::: Data section :::

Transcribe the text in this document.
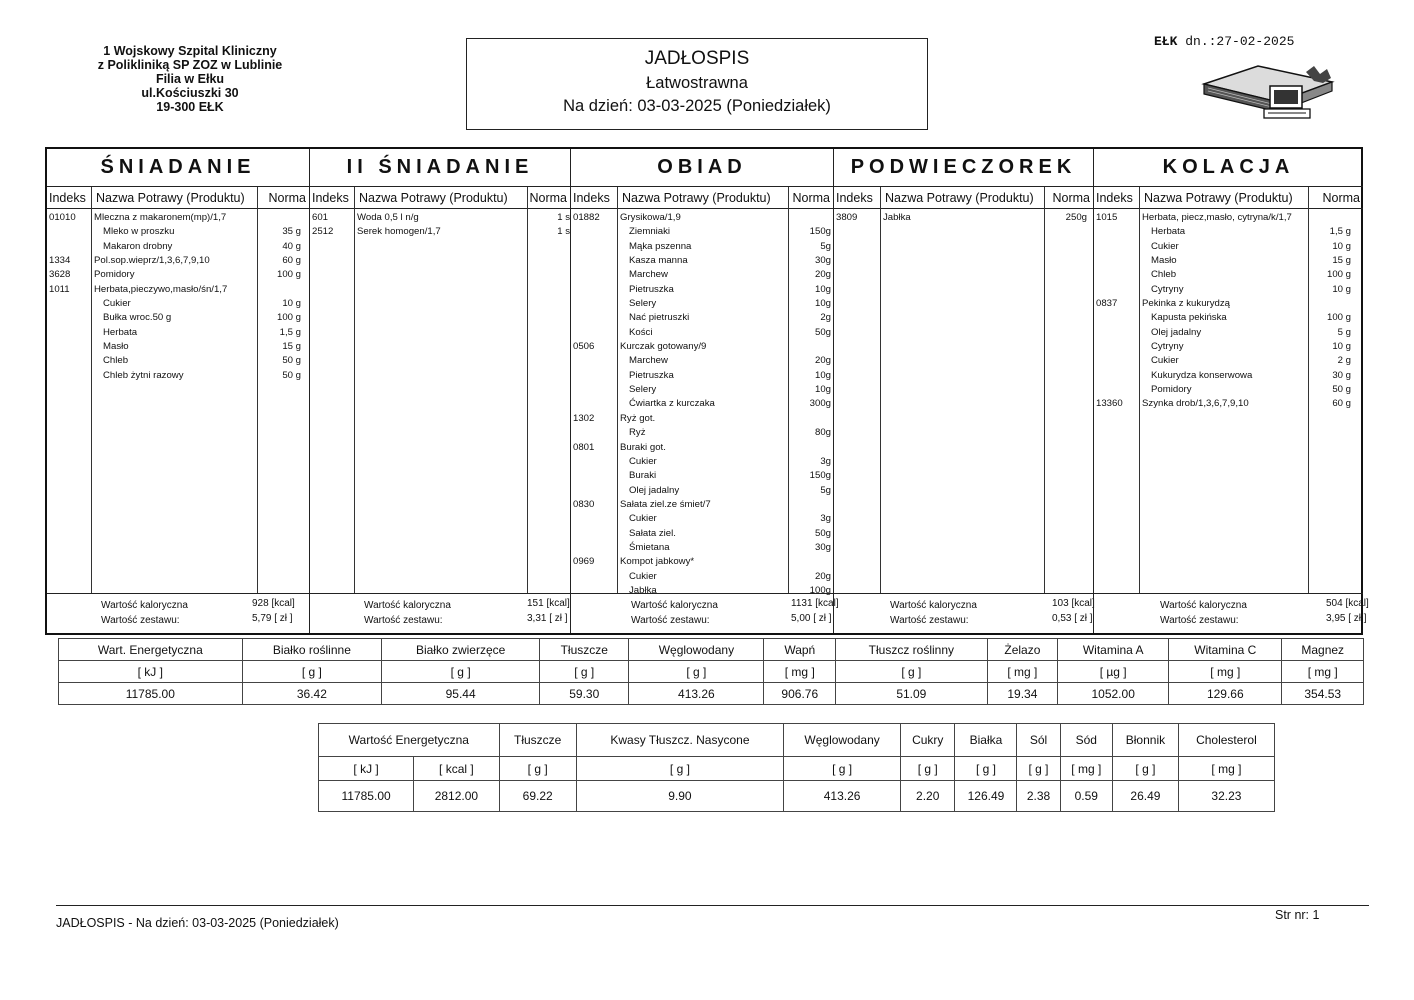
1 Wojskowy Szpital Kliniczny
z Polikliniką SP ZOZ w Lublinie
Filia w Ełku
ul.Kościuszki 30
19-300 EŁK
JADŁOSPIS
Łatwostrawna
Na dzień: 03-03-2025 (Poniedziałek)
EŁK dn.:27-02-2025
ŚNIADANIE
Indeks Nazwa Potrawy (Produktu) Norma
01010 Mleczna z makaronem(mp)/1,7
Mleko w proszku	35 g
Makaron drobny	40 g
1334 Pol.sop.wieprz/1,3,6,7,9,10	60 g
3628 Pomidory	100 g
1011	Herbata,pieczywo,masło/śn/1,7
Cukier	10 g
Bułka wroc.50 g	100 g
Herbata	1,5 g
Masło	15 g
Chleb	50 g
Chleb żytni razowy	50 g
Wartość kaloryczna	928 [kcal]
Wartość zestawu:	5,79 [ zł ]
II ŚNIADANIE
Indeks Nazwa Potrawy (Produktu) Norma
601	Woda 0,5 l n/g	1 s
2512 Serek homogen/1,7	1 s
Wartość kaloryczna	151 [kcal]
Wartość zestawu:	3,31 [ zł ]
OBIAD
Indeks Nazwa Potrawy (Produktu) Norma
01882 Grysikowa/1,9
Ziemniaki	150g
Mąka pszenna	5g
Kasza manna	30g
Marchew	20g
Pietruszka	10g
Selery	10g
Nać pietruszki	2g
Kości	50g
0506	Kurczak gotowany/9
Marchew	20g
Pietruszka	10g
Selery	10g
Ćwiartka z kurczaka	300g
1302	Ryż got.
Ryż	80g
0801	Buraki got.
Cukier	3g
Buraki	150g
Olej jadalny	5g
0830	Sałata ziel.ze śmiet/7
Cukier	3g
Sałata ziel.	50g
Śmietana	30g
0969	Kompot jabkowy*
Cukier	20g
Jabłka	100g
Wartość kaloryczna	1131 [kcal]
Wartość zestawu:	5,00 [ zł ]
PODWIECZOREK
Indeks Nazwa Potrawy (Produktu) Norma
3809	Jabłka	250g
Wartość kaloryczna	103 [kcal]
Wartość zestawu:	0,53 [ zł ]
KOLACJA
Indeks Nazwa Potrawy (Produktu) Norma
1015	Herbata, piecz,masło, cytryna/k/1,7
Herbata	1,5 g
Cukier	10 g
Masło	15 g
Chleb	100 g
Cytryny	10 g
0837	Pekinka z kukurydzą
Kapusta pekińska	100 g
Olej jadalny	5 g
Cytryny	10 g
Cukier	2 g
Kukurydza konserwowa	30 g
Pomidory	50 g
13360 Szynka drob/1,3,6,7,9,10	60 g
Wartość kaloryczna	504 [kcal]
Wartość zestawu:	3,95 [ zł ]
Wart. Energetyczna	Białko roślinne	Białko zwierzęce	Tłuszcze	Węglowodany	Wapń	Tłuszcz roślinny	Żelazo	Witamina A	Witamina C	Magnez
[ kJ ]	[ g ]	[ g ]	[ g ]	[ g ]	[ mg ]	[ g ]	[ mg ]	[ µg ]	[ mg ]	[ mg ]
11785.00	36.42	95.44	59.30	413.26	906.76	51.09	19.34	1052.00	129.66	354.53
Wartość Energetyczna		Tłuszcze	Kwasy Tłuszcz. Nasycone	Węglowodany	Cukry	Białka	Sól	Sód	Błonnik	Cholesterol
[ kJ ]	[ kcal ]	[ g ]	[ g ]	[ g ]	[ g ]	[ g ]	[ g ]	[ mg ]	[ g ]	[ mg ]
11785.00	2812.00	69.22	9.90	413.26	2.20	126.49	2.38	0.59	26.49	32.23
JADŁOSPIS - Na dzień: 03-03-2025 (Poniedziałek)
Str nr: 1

:::
::: Data section :::

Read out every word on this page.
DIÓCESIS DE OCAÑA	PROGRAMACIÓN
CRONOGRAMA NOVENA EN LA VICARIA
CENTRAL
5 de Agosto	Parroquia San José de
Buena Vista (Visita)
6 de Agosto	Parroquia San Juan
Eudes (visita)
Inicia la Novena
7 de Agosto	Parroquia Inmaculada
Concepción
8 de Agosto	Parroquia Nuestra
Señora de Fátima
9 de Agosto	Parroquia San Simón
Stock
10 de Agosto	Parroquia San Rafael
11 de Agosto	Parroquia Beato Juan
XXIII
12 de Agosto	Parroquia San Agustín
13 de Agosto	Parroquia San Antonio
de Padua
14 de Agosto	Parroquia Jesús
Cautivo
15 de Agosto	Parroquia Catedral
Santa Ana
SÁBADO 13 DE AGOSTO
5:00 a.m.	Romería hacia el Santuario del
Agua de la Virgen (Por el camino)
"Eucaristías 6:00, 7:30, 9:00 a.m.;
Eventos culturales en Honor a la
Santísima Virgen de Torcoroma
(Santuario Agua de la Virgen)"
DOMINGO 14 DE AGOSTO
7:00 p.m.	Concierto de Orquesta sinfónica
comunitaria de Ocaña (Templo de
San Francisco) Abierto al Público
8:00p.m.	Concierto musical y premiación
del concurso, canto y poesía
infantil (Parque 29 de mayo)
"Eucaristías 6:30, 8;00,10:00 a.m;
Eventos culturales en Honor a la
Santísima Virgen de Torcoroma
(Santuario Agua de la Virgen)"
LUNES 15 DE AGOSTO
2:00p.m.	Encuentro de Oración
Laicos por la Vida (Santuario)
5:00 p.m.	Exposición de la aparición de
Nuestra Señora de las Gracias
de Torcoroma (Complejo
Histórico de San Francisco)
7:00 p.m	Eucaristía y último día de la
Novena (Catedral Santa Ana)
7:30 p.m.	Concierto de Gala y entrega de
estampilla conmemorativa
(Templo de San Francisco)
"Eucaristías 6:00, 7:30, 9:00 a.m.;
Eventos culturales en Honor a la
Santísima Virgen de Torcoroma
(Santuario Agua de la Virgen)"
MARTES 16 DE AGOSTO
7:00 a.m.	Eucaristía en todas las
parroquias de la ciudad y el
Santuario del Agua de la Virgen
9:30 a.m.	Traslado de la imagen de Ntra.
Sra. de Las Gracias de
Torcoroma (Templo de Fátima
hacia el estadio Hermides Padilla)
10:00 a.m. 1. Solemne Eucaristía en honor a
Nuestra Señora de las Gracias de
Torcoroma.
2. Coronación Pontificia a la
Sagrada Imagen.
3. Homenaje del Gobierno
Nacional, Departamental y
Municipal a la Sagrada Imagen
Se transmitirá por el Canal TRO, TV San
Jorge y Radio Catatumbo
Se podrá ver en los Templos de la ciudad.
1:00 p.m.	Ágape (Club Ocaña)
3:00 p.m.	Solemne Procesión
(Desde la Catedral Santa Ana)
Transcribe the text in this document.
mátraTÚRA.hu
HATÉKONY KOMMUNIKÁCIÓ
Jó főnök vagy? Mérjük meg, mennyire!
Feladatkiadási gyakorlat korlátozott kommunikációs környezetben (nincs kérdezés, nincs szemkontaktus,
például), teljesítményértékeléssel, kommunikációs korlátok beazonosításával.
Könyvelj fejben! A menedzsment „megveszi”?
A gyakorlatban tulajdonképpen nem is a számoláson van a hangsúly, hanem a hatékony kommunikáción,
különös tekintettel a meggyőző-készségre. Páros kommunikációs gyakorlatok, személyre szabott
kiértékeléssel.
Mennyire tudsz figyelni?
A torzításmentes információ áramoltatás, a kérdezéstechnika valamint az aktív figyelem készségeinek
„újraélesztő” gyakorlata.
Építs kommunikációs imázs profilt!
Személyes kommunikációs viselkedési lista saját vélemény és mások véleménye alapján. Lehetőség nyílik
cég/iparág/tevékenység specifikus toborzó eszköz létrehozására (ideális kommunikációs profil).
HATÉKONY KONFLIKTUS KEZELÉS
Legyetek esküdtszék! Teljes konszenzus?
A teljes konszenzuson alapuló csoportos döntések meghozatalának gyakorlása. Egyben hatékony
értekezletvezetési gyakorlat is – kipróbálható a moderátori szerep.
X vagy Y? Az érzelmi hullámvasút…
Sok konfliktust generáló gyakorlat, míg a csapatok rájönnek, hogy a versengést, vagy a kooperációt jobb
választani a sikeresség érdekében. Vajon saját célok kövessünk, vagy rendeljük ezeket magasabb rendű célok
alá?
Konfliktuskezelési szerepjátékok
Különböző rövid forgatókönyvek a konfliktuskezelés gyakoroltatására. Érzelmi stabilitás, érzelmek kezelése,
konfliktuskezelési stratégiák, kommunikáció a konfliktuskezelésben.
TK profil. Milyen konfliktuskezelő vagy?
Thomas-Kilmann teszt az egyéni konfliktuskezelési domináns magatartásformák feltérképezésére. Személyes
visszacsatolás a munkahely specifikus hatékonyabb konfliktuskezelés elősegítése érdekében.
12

:::

■ **Written request**: Using the material above, copy every line in which the string "specifikus" occurs.

■ **Reply to the exercise**:
cég/iparág/tevékenység specifikus toborzó eszköz létrehozására (ideális kommunikációs profil).
visszacsatolás a munkahely specifikus hatékonyabb konfliktuskezelés elősegítése érdekében.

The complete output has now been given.